◆ **DATA EXCERPTS**
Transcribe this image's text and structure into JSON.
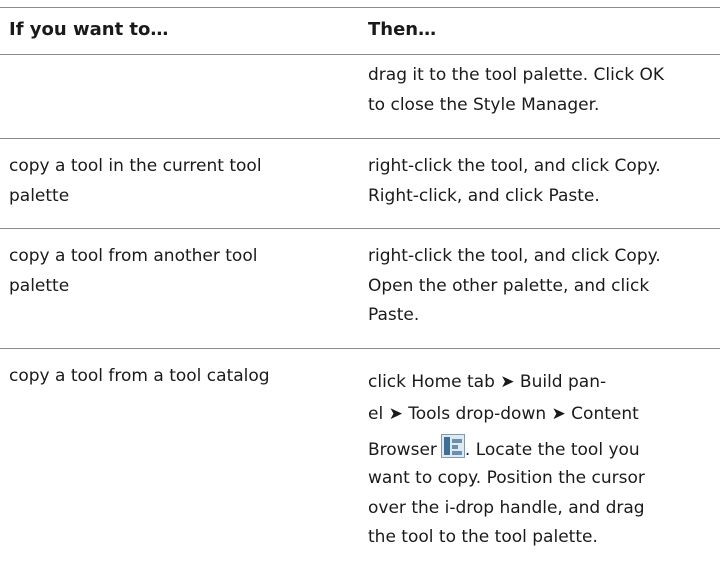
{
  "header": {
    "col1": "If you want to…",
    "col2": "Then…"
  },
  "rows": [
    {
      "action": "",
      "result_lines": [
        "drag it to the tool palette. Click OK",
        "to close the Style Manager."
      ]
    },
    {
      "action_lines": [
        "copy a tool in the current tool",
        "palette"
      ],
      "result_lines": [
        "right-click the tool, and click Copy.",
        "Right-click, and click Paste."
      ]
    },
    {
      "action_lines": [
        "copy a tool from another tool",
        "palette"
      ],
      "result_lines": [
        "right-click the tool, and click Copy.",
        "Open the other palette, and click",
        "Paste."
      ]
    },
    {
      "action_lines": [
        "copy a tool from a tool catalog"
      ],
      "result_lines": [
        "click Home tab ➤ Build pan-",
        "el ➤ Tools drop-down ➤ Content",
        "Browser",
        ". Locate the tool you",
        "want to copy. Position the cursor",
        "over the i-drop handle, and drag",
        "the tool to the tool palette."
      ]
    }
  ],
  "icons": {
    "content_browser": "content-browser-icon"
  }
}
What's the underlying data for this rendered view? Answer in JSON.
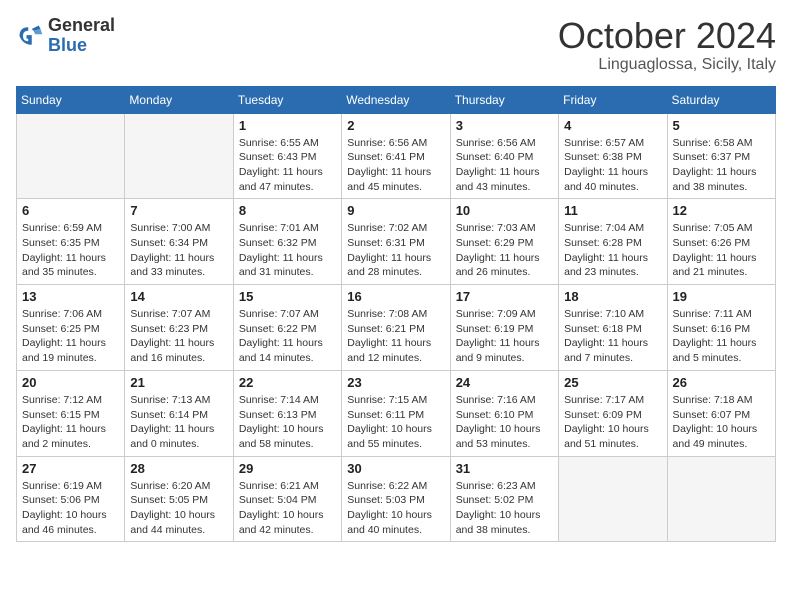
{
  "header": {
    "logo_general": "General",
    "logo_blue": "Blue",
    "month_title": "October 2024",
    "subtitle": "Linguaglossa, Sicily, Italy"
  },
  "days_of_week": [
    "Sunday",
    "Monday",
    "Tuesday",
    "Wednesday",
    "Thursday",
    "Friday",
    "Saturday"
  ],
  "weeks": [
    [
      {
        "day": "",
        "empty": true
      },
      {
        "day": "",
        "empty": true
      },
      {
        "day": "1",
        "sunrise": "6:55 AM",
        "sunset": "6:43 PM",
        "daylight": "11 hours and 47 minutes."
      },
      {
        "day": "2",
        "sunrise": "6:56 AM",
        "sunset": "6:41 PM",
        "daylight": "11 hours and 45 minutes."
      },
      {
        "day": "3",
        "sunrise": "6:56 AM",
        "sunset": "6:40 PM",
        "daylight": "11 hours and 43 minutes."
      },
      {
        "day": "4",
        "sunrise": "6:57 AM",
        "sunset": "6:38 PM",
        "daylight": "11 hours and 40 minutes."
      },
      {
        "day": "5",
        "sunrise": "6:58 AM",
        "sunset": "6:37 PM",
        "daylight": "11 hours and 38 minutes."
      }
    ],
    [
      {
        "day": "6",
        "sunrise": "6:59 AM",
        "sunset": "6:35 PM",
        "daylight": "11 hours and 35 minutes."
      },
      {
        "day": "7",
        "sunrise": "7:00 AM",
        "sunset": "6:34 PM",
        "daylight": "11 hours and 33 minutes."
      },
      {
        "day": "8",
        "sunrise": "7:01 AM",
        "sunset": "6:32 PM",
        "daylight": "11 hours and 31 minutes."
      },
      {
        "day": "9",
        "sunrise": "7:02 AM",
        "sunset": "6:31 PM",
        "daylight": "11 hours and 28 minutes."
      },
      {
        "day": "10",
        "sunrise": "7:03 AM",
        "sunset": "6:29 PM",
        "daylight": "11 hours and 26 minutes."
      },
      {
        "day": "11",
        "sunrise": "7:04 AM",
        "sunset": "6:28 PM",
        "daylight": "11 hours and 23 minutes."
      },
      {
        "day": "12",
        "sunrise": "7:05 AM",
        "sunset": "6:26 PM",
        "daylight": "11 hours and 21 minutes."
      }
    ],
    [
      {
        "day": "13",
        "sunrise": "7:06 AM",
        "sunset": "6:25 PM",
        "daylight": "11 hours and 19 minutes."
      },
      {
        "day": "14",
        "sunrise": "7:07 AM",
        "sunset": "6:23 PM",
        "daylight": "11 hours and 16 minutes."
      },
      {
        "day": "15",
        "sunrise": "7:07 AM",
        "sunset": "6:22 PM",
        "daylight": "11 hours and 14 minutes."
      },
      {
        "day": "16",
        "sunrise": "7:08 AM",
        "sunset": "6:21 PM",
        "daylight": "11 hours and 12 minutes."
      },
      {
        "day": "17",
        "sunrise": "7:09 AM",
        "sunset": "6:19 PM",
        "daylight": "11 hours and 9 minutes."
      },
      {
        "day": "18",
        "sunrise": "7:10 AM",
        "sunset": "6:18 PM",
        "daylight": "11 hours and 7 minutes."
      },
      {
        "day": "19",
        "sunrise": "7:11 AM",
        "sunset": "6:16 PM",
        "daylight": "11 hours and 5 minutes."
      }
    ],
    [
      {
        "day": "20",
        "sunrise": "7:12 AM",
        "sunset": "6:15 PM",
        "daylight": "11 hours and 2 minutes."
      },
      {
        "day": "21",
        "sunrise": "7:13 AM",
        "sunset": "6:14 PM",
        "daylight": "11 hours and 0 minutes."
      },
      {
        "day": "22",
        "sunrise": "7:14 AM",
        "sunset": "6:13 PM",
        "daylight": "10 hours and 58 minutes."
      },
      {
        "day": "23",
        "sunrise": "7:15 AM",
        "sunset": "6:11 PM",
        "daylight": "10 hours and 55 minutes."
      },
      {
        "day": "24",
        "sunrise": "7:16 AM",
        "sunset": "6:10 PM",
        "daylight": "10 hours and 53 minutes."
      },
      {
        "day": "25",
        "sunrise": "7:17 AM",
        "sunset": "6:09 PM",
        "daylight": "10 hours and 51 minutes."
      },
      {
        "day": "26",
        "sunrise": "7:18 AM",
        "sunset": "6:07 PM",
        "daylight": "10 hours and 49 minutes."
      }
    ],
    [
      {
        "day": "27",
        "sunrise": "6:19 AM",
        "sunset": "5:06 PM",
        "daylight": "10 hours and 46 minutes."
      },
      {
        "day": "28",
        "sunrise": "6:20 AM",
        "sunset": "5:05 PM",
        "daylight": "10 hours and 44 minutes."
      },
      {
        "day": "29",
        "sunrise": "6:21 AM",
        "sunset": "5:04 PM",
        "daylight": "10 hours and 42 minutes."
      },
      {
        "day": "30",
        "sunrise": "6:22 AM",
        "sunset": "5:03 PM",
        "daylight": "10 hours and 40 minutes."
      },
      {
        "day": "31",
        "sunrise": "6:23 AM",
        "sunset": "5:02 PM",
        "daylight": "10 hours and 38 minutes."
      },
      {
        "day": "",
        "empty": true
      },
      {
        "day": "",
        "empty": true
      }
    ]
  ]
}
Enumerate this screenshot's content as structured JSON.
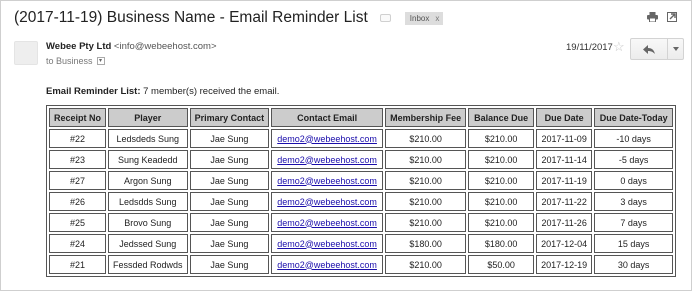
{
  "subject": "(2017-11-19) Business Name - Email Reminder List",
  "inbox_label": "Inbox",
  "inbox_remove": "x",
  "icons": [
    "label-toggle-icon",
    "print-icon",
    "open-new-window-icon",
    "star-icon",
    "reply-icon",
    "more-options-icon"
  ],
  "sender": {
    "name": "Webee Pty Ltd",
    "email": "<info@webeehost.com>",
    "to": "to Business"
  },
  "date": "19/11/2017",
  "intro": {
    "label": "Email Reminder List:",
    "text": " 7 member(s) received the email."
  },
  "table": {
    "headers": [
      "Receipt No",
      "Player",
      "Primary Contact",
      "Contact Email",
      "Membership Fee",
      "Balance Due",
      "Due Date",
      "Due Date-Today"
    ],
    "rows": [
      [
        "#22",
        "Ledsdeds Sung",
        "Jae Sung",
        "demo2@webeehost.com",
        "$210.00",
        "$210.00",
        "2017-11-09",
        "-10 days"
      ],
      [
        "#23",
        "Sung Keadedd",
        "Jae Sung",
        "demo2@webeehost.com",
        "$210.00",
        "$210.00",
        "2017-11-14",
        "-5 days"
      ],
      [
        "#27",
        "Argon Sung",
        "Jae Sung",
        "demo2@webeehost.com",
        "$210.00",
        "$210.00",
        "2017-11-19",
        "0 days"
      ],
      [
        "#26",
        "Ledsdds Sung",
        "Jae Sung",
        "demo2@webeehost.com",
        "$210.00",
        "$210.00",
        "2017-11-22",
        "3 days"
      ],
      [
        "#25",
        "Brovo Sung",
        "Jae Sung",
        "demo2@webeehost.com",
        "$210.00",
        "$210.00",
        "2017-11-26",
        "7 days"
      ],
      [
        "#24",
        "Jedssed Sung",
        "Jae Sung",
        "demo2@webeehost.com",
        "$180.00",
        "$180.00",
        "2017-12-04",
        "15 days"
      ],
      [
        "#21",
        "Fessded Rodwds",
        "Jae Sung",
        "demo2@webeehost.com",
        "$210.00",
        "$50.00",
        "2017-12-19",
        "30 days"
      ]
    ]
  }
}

◆ **WHAT THE TASK ASKS**
List all lines in the material containing the string "Business".

◆ **COMPLETE RESPONSE**
  "subject": "(2017-11-19) Business Name - Email Reminder List",
    "to": "to Business"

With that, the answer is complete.